## Task instructions:
[1] Edit the passage on physical geography: write out everything from "The movement of" down to "by physical geographers." again, replacing "physical geographers" with "earth scientists".
[2] In the passage on physical geography, what things does it say an integrated geographic perspective can help us understand? List them all.

## Selected text:

We are entering the era of geography, an era when geographical thinking is essential for
making sense of a globally interconnected world, a bold claim for a discipline that
is defined more by a perspective than by a particular topic.
But it's an integrated perspective that can help us understand everything from the movement
of the tiniest grain of sand, to the clashing of continents, to the rise and fall of nations,
to the trekking of hurricanes, to the distribution of material wealth across the globe.
I am Alec Murphy, and I'm going to show you how this much ignored subject in 20th century
America, rose to a position of prominence in the 21st century.
This is the story of physical geography, making sense of planet Earth.
In this fifth program, layering the planet, we will employ a geographic perspective to
look at Earth, not just as a sequence of layers from the inner core to the uppermost reaches
of the atmosphere, but as a set of layers that are coupled, always interacting with each other.
A classic story of the interaction of layers took place here at the John Day Fossil Bids
in Central Oregon.
During the Cenozoic era, known as the Age of Mammals and Flowering Plants, large and spectacular
volcanic eruptions took place.
They sent so much ash into the atmosphere that when it settled back down, it killed and
buried many plants and animals living in the area.
This opened the way for the arrival of new plants and animals, a new ecosystem formed.
As the volcanic action grew, it produced the Cascade mountain range, which cooled and
dried the climate to the east.
Eventually, the ash turned into sedimentary rock, rock seen today as these bad lands.
Rock that through the force of water is eroding away, producing new soil and reshaping the
landscape.
The event that triggered it all, massive volcanic eruptions, those eruptions were caused by plate
tectonics.
The movement of one of Earth's oceanic plates diving under the North American plate.
This example introduces all the major spheres studied by physical geographers.
The present day bad lands form part of the lithosphere.
The volcanic ash spews into the atmosphere.
The devastating impact of the volcanoes affected the biosphere.
The fallen ash became a new soil layer of the petosphere.
And the present day sedimentary layer is once again combining with plants and the hydrosphere
to modify the lithosphere and the petosphere.
And as I like to point out, humans are increasingly getting involved as well, altering the character
of all of these spheres.
So not only are these various spheres of the planet interacting today, but as we've just
seen, the interaction can take place on enormous timescales and over great distances.
Less than 200 years ago, it seemed obvious to most everyone that the surface of the planet
was one continuous layer, with bumps and dips of force, but still like a skin stretching
over the globe.
It was a layer that sometimes dropped down miles to the floor beneath the oceans.
That all changed with the discovery of plate tectonics.
With the discovery that the surface is actually carved up into a variety of massive plates,
some continental and others oceanic.
Furthermore, these plates are on the moon.
And we now know the Earth is made up of three main shells, the very thin brittle crust that
we're all familiar with, the mantle below the crust, and the core at the very center.

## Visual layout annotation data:
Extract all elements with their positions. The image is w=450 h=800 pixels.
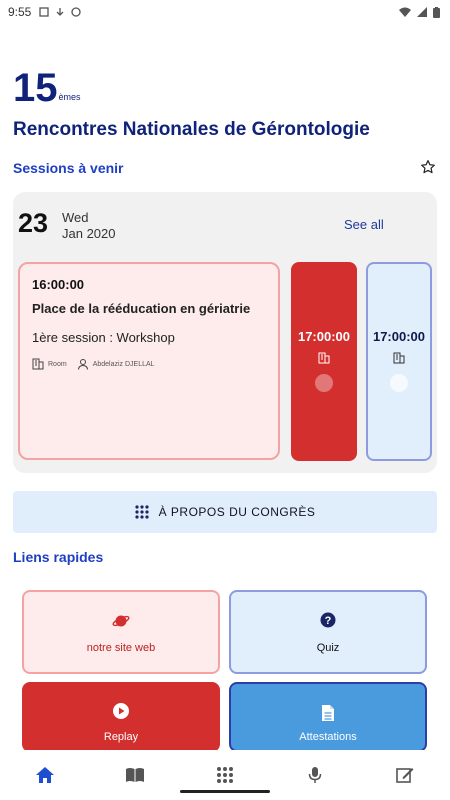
sim-icon (39, 7, 50, 17)
session-card-red[interactable]: 17:00:00 (291, 262, 357, 461)
session-time: 17:00:00 (297, 329, 351, 344)
planet-icon (112, 615, 130, 627)
status-time: 9:55 (8, 5, 32, 19)
star-icon[interactable] (420, 159, 436, 175)
session-time: 16:00:00 (32, 277, 85, 292)
nav-program[interactable] (115, 755, 155, 795)
signal-icon (417, 7, 427, 17)
mic-icon (308, 767, 322, 783)
speaker-name: Abdelaziz DJELLAL (92, 360, 155, 368)
congress-title: Rencontres Nationales de Gérontologie (13, 119, 370, 140)
session-time: 17:00:00 (372, 329, 426, 344)
tile-label: Quiz (316, 642, 340, 654)
play-icon (113, 703, 129, 719)
tile-website[interactable]: notre site web (22, 590, 220, 674)
session-month-year: Jan 2020 (62, 226, 116, 241)
session-day: 23 (18, 208, 49, 238)
person-icon (77, 359, 88, 370)
question-icon: ? (320, 612, 336, 628)
avatar-placeholder (315, 374, 333, 392)
room-label: Room (48, 360, 67, 368)
see-all-link[interactable]: See all (344, 217, 384, 232)
nav-menu[interactable] (205, 755, 245, 795)
tile-quiz[interactable]: ? Quiz (229, 590, 427, 674)
battery-icon (433, 6, 440, 18)
nav-home[interactable] (25, 755, 65, 795)
building-icon (32, 358, 44, 370)
tile-attestations[interactable]: Attestations (229, 682, 427, 752)
session-card-main[interactable]: 16:00:00 Place de la rééducation en géri… (18, 262, 280, 460)
session-subtitle: 1ère session : Workshop (32, 330, 175, 345)
tile-replay[interactable]: Replay (22, 682, 220, 752)
about-congress-button[interactable]: À PROPOS DU CONGRÈS (13, 491, 437, 533)
home-indicator (180, 790, 270, 793)
document-icon (322, 705, 334, 721)
session-title: Place de la rééducation en gériatrie (32, 301, 251, 316)
tile-label: Replay (103, 731, 139, 743)
status-bar: 9:55 (0, 0, 450, 24)
upcoming-sessions-heading: Sessions à venir (13, 160, 124, 176)
quick-links-heading: Liens rapides (13, 549, 104, 565)
notification-icons (39, 7, 82, 17)
tile-label: notre site web (86, 642, 156, 654)
session-weekday: Wed (62, 210, 89, 225)
app-notification-icon (71, 7, 82, 17)
session-card-blue[interactable]: 17:00:00 (366, 262, 432, 461)
home-icon (36, 767, 54, 783)
building-icon (318, 352, 330, 364)
grid-icon (217, 767, 233, 783)
grid-icon (134, 505, 149, 519)
svg-text:?: ? (325, 615, 332, 627)
about-label: À PROPOS DU CONGRÈS (158, 505, 316, 519)
building-icon (393, 352, 405, 364)
edition-suffix: èmes (58, 92, 81, 102)
nav-speakers[interactable] (295, 755, 335, 795)
tile-label: Attestations (299, 731, 357, 743)
book-icon (126, 768, 144, 782)
session-meta: Room Abdelaziz DJELLAL (32, 358, 155, 370)
download-icon (56, 8, 64, 16)
avatar-placeholder (390, 374, 408, 392)
edition-number: 15 (13, 66, 58, 110)
wifi-icon (399, 7, 411, 17)
edit-icon (396, 768, 414, 783)
system-icons (399, 6, 440, 18)
nav-notes[interactable] (385, 755, 425, 795)
congress-edition: 15èmes (13, 68, 81, 108)
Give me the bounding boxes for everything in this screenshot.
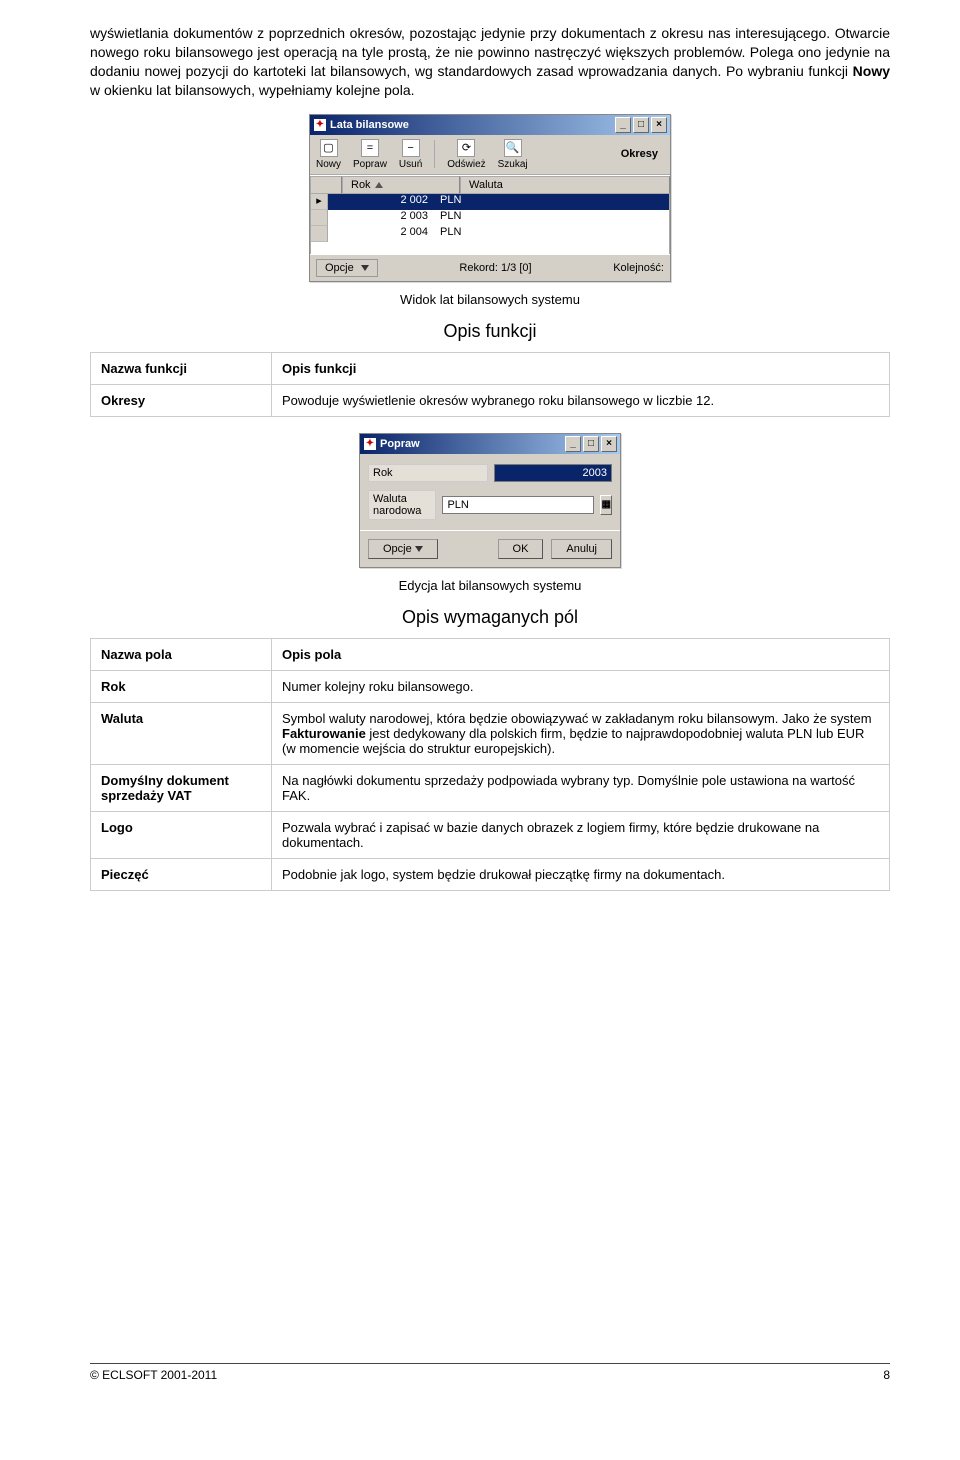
- record-status: Rekord: 1/3 [0]: [459, 262, 531, 274]
- col-header: Nazwa funkcji: [91, 352, 272, 384]
- nowy-button[interactable]: ▢Nowy: [316, 139, 341, 170]
- col-header: Nazwa pola: [91, 638, 272, 670]
- section-title-opis-pol: Opis wymaganych pól: [90, 607, 890, 628]
- window-titlebar[interactable]: ✦ Lata bilansowe _ □ ×: [310, 115, 670, 135]
- intro-paragraph: wyświetlania dokumentów z poprzednich ok…: [90, 24, 890, 100]
- col-header: Opis pola: [272, 638, 890, 670]
- row-indicator-icon: ▸: [311, 194, 328, 210]
- table-row[interactable]: ▸ 2 002 PLN: [311, 194, 669, 210]
- window-titlebar[interactable]: ✦ Popraw _ □ ×: [360, 434, 620, 454]
- okresy-button[interactable]: Okresy: [621, 148, 664, 160]
- col-rok[interactable]: Rok: [342, 176, 460, 194]
- window-title: Lata bilansowe: [330, 119, 409, 131]
- usun-button[interactable]: −Usuń: [399, 139, 422, 170]
- label-waluta: Waluta narodowa: [368, 490, 436, 520]
- close-icon[interactable]: ×: [601, 436, 617, 452]
- window-title: Popraw: [380, 438, 420, 450]
- table-row[interactable]: 2 003 PLN: [311, 210, 669, 226]
- table-row[interactable]: 2 004 PLN: [311, 226, 669, 242]
- table-row: Rok Numer kolejny roku bilansowego.: [91, 670, 890, 702]
- kolejnosc-label: Kolejność:: [613, 262, 664, 274]
- figure-caption: Widok lat bilansowych systemu: [400, 292, 580, 307]
- window-popraw: ✦ Popraw _ □ × Rok 2003 Waluta narodowa …: [359, 433, 621, 568]
- opcje-button[interactable]: Opcje: [368, 539, 438, 559]
- minimize-icon[interactable]: _: [615, 117, 631, 133]
- odswiez-button[interactable]: ⟳Odśwież: [447, 139, 485, 170]
- table-row: Logo Pozwala wybrać i zapisać w bazie da…: [91, 811, 890, 858]
- app-icon: ✦: [364, 438, 376, 450]
- ok-button[interactable]: OK: [498, 539, 544, 559]
- maximize-icon[interactable]: □: [583, 436, 599, 452]
- page-number: 8: [883, 1368, 890, 1382]
- chevron-down-icon: [415, 546, 423, 552]
- footer-copyright: © ECLSOFT 2001-2011: [90, 1368, 217, 1382]
- szukaj-button[interactable]: 🔍Szukaj: [498, 139, 528, 170]
- waluta-field[interactable]: [442, 496, 594, 514]
- app-icon: ✦: [314, 119, 326, 131]
- close-icon[interactable]: ×: [651, 117, 667, 133]
- popraw-button[interactable]: =Popraw: [353, 139, 387, 170]
- label-rok: Rok: [368, 464, 488, 482]
- table-row: Okresy Powoduje wyświetlenie okresów wyb…: [91, 384, 890, 416]
- figure-caption: Edycja lat bilansowych systemu: [399, 578, 582, 593]
- maximize-icon[interactable]: □: [633, 117, 649, 133]
- opcje-button[interactable]: Opcje: [316, 259, 378, 277]
- table-row: Waluta Symbol waluty narodowej, która bę…: [91, 702, 890, 764]
- lookup-icon[interactable]: ▦: [600, 495, 612, 515]
- window-lata-bilansowe: ✦ Lata bilansowe _ □ × ▢Nowy =Popraw −Us…: [309, 114, 671, 282]
- minimize-icon[interactable]: _: [565, 436, 581, 452]
- col-waluta[interactable]: Waluta: [460, 176, 670, 194]
- table-opis-pol: Nazwa pola Opis pola Rok Numer kolejny r…: [90, 638, 890, 891]
- anuluj-button[interactable]: Anuluj: [551, 539, 612, 559]
- rok-field[interactable]: 2003: [494, 464, 612, 482]
- table-row: Pieczęć Podobnie jak logo, system będzie…: [91, 858, 890, 890]
- section-title-opis-funkcji: Opis funkcji: [90, 321, 890, 342]
- chevron-down-icon: [361, 265, 369, 271]
- col-header: Opis funkcji: [272, 352, 890, 384]
- table-row: Domyślny dokument sprzedaży VAT Na nagłó…: [91, 764, 890, 811]
- grid-header: Rok Waluta: [310, 175, 670, 194]
- sort-asc-icon: [375, 182, 383, 188]
- toolbar: ▢Nowy =Popraw −Usuń ⟳Odśwież 🔍Szukaj Okr…: [310, 135, 670, 175]
- table-opis-funkcji: Nazwa funkcji Opis funkcji Okresy Powodu…: [90, 352, 890, 417]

## Solutions below:
[1]
The movement of one of Earth's oceanic plates diving under the North American plate.
This example introduces all the major spheres studied by earth scientists.

[2]
- The movement of the tiniest grain of sand
- The clashing of continents
- The rise and fall of nations
- The trekking of hurricanes
- The distribution of material wealth across the globe